### GIVEN EXERCISE:
Reproduce every item below verbatim, except substitute "Drawing dimensions" for each occurrence of "Patent image size".
--- begin DATA LISTING ---
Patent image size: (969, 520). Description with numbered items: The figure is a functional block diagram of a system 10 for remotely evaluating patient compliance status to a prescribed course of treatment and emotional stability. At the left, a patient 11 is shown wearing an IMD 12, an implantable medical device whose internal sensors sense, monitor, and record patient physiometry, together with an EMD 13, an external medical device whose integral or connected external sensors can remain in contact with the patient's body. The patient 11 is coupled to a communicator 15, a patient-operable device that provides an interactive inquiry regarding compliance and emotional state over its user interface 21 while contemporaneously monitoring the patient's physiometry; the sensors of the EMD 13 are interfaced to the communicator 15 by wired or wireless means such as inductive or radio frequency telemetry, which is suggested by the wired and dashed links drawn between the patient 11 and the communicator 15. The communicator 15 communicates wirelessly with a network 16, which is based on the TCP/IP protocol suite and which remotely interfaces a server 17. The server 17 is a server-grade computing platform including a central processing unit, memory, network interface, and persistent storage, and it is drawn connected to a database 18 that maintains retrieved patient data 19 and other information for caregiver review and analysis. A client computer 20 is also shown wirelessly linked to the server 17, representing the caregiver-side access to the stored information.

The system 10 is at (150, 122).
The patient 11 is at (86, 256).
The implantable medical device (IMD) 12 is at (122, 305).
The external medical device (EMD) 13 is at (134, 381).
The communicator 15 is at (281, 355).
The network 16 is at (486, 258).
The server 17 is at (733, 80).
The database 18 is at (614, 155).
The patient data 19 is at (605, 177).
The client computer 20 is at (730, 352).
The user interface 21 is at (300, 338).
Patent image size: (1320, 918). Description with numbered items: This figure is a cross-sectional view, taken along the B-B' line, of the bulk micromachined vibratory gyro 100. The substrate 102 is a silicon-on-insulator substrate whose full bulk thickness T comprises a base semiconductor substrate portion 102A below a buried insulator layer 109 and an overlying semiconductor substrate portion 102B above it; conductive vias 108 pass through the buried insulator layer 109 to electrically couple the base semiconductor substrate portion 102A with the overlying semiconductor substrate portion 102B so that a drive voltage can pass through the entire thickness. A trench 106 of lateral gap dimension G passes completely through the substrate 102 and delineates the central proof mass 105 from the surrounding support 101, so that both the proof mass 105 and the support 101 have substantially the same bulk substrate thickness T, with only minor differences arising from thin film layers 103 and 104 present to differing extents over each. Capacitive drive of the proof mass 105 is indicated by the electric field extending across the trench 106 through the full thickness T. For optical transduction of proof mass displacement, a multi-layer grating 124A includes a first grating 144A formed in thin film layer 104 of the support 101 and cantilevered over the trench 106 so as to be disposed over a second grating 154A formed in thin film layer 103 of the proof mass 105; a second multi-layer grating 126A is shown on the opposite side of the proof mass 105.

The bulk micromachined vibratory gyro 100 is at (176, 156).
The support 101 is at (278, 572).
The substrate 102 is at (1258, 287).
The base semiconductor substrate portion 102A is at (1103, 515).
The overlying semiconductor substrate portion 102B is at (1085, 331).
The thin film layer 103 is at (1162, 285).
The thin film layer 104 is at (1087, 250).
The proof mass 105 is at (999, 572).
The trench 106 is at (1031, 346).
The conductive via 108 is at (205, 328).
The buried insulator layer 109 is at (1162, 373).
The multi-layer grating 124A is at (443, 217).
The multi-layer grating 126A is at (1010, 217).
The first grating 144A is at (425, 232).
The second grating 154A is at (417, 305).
--- end DATA LISTING ---
### ANSWER TO THIS PROBLEM:
Drawing dimensions: (969, 520). Description with numbered items: The figure is a functional block diagram of a system 10 for remotely evaluating patient compliance status to a prescribed course of treatment and emotional stability. At the left, a patient 11 is shown wearing an IMD 12, an implantable medical device whose internal sensors sense, monitor, and record patient physiometry, together with an EMD 13, an external medical device whose integral or connected external sensors can remain in contact with the patient's body. The patient 11 is coupled to a communicator 15, a patient-operable device that provides an interactive inquiry regarding compliance and emotional state over its user interface 21 while contemporaneously monitoring the patient's physiometry; the sensors of the EMD 13 are interfaced to the communicator 15 by wired or wireless means such as inductive or radio frequency telemetry, which is suggested by the wired and dashed links drawn between the patient 11 and the communicator 15. The communicator 15 communicates wirelessly with a network 16, which is based on the TCP/IP protocol suite and which remotely interfaces a server 17. The server 17 is a server-grade computing platform including a central processing unit, memory, network interface, and persistent storage, and it is drawn connected to a database 18 that maintains retrieved patient data 19 and other information for caregiver review and analysis. A client computer 20 is also shown wirelessly linked to the server 17, representing the caregiver-side access to the stored information.

The system 10 is at (150, 122).
The patient 11 is at (86, 256).
The implantable medical device (IMD) 12 is at (122, 305).
The external medical device (EMD) 13 is at (134, 381).
The communicator 15 is at (281, 355).
The network 16 is at (486, 258).
The server 17 is at (733, 80).
The database 18 is at (614, 155).
The patient data 19 is at (605, 177).
The client computer 20 is at (730, 352).
The user interface 21 is at (300, 338).
Drawing dimensions: (1320, 918). Description with numbered items: This figure is a cross-sectional view, taken along the B-B' line, of the bulk micromachined vibratory gyro 100. The substrate 102 is a silicon-on-insulator substrate whose full bulk thickness T comprises a base semiconductor substrate portion 102A below a buried insulator layer 109 and an overlying semiconductor substrate portion 102B above it; conductive vias 108 pass through the buried insulator layer 109 to electrically couple the base semiconductor substrate portion 102A with the overlying semiconductor substrate portion 102B so that a drive voltage can pass through the entire thickness. A trench 106 of lateral gap dimension G passes completely through the substrate 102 and delineates the central proof mass 105 from the surrounding support 101, so that both the proof mass 105 and the support 101 have substantially the same bulk substrate thickness T, with only minor differences arising from thin film layers 103 and 104 present to differing extents over each. Capacitive drive of the proof mass 105 is indicated by the electric field extending across the trench 106 through the full thickness T. For optical transduction of proof mass displacement, a multi-layer grating 124A includes a first grating 144A formed in thin film layer 104 of the support 101 and cantilevered over the trench 106 so as to be disposed over a second grating 154A formed in thin film layer 103 of the proof mass 105; a second multi-layer grating 126A is shown on the opposite side of the proof mass 105.

The bulk micromachined vibratory gyro 100 is at (176, 156).
The support 101 is at (278, 572).
The substrate 102 is at (1258, 287).
The base semiconductor substrate portion 102A is at (1103, 515).
The overlying semiconductor substrate portion 102B is at (1085, 331).
The thin film layer 103 is at (1162, 285).
The thin film layer 104 is at (1087, 250).
The proof mass 105 is at (999, 572).
The trench 106 is at (1031, 346).
The conductive via 108 is at (205, 328).
The buried insulator layer 109 is at (1162, 373).
The multi-layer grating 124A is at (443, 217).
The multi-layer grating 126A is at (1010, 217).
The first grating 144A is at (425, 232).
The second grating 154A is at (417, 305).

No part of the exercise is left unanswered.